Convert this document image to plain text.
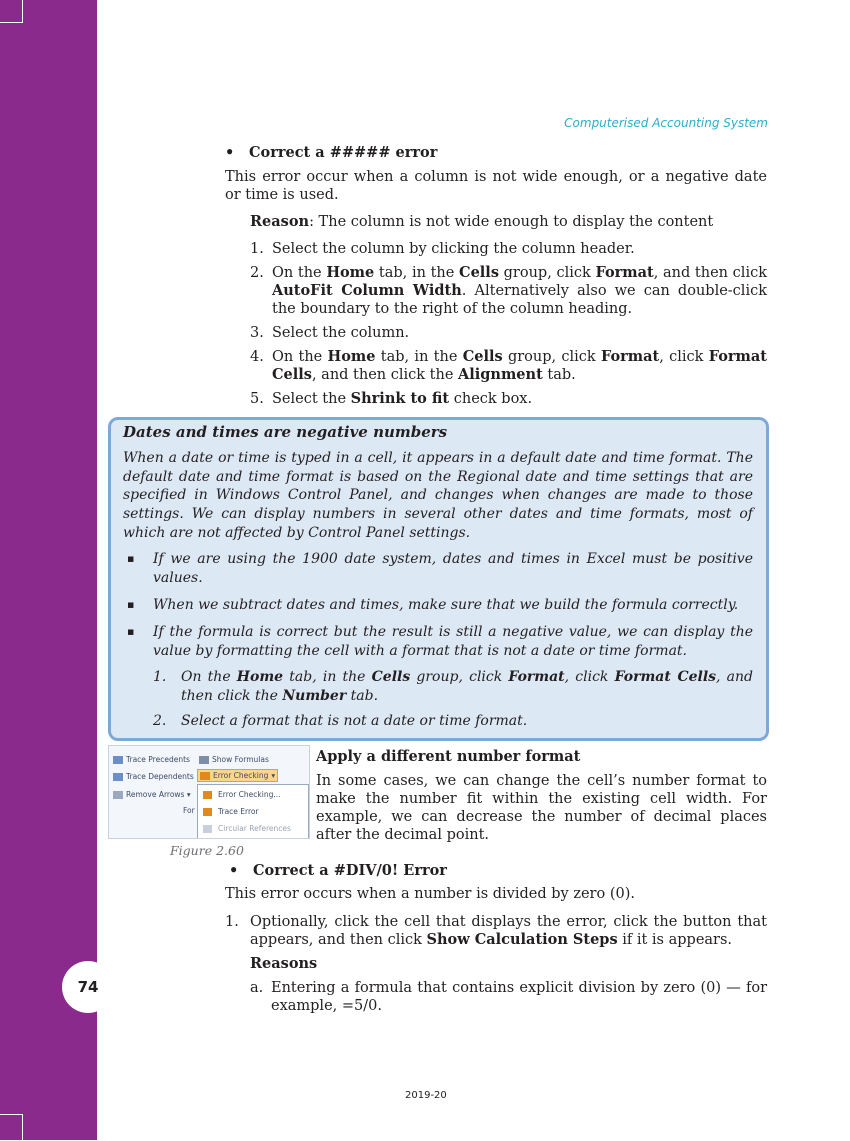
74
Computerised Accounting System
• Correct a ##### error
This error occur when a column is not wide enough, or a negative date or time is used.
Reason: The column is not wide enough to display the content
1. Select the column by clicking the column header.
2. On the Home tab, in the Cells group, click Format, and then click AutoFit Column Width. Alternatively also we can double-click the boundary to the right of the column heading.
3. Select the column.
4. On the Home tab, in the Cells group, click Format, click Format Cells, and then click the Alignment tab.
5. Select the Shrink to fit check box.
Dates and times are negative numbers
When a date or time is typed in a cell, it appears in a default date and time format. The default date and time format is based on the Regional date and time settings that are specified in Windows Control Panel, and changes when changes are made to those settings. We can display numbers in several other dates and time formats, most of which are not affected by Control Panel settings.
▪ If we are using the 1900 date system, dates and times in Excel must be positive values.
▪ When we subtract dates and times, make sure that we build the formula correctly.
▪ If the formula is correct but the result is still a negative value, we can display the value by formatting the cell with a format that is not a date or time format.
1. On the Home tab, in the Cells group, click Format, click Format Cells, and then click the Number tab.
2. Select a format that is not a date or time format.
Trace Precedents	Show Formulas
Trace Dependents	Error Checking ▾
Remove Arrows ▾
For
Error Checking...
Trace Error
Circular References
Figure 2.60
Apply a different number format
In some cases, we can change the cell’s number format to make the number fit within the existing cell width. For example, we can decrease the number of decimal places after the decimal point.
• Correct a #DIV/0! Error
This error occurs when a number is divided by zero (0).
1. Optionally, click the cell that displays the error, click the button that appears, and then click Show Calculation Steps if it is appears.
Reasons
a. Entering a formula that contains explicit division by zero (0) — for example, =5/0.
2019-20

▶ **TRY IT**
For this step, transcribe all the material above exactly and drop the images.

▶ **RESPONSE**
Convert this document image to plain text.
74
Computerised Accounting System
• Correct a ##### error
This error occur when a column is not wide enough, or a negative date or time is used.
Reason: The column is not wide enough to display the content
1. Select the column by clicking the column header.
2. On the Home tab, in the Cells group, click Format, and then click AutoFit Column Width. Alternatively also we can double-click the boundary to the right of the column heading.
3. Select the column.
4. On the Home tab, in the Cells group, click Format, click Format Cells, and then click the Alignment tab.
5. Select the Shrink to fit check box.
Dates and times are negative numbers
When a date or time is typed in a cell, it appears in a default date and time format. The default date and time format is based on the Regional date and time settings that are specified in Windows Control Panel, and changes when changes are made to those settings. We can display numbers in several other dates and time formats, most of which are not affected by Control Panel settings.
▪ If we are using the 1900 date system, dates and times in Excel must be positive values.
▪ When we subtract dates and times, make sure that we build the formula correctly.
▪ If the formula is correct but the result is still a negative value, we can display the value by formatting the cell with a format that is not a date or time format.
1. On the Home tab, in the Cells group, click Format, click Format Cells, and then click the Number tab.
2. Select a format that is not a date or time format.
Trace Precedents	Show Formulas
Trace Dependents	Error Checking ▾
Remove Arrows ▾
For
Error Checking...
Trace Error
Circular References
Figure 2.60
Apply a different number format
In some cases, we can change the cell’s number format to make the number fit within the existing cell width. For example, we can decrease the number of decimal places after the decimal point.
• Correct a #DIV/0! Error
This error occurs when a number is divided by zero (0).
1. Optionally, click the cell that displays the error, click the button that appears, and then click Show Calculation Steps if it is appears.
Reasons
a. Entering a formula that contains explicit division by zero (0) — for example, =5/0.
2019-20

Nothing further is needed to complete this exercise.